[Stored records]
= = = = =

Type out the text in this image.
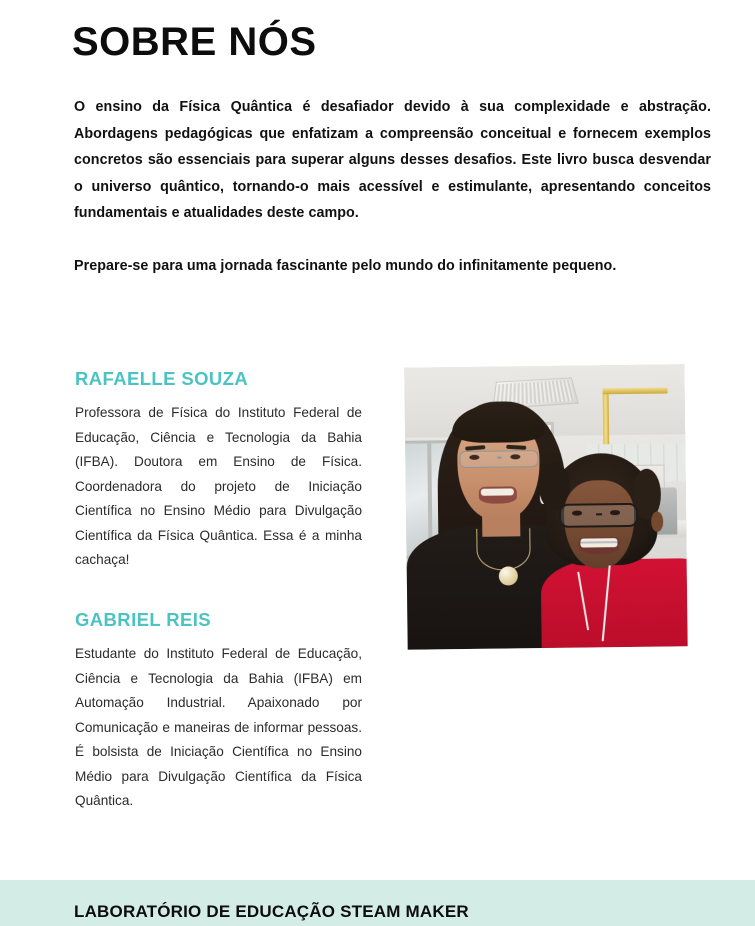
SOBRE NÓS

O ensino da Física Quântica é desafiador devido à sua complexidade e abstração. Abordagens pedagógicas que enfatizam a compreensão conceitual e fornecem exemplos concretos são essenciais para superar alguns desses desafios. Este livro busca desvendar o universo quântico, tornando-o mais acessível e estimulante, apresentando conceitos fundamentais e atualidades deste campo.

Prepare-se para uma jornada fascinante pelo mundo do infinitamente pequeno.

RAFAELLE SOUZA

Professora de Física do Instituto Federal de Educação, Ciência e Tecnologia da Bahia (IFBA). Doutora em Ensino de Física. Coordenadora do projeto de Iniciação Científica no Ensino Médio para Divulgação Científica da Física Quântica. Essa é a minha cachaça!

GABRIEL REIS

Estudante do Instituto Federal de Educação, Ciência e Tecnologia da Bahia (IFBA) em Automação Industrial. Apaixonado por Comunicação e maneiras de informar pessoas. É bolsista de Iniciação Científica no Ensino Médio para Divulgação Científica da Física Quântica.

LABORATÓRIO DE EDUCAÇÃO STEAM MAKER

= = = = =

__PROBLEM REQUIREMENTS__. Reproduce every line of the material precisely, omitting its pictures.

__OUTPUT FOR THIS EXERCISE__.
Type out the text in this image.
SOBRE NÓS

O ensino da Física Quântica é desafiador devido à sua complexidade e abstração. Abordagens pedagógicas que enfatizam a compreensão conceitual e fornecem exemplos concretos são essenciais para superar alguns desses desafios. Este livro busca desvendar o universo quântico, tornando-o mais acessível e estimulante, apresentando conceitos fundamentais e atualidades deste campo.

Prepare-se para uma jornada fascinante pelo mundo do infinitamente pequeno.

RAFAELLE SOUZA

Professora de Física do Instituto Federal de Educação, Ciência e Tecnologia da Bahia (IFBA). Doutora em Ensino de Física. Coordenadora do projeto de Iniciação Científica no Ensino Médio para Divulgação Científica da Física Quântica. Essa é a minha cachaça!

GABRIEL REIS

Estudante do Instituto Federal de Educação, Ciência e Tecnologia da Bahia (IFBA) em Automação Industrial. Apaixonado por Comunicação e maneiras de informar pessoas. É bolsista de Iniciação Científica no Ensino Médio para Divulgação Científica da Física Quântica.

LABORATÓRIO DE EDUCAÇÃO STEAM MAKER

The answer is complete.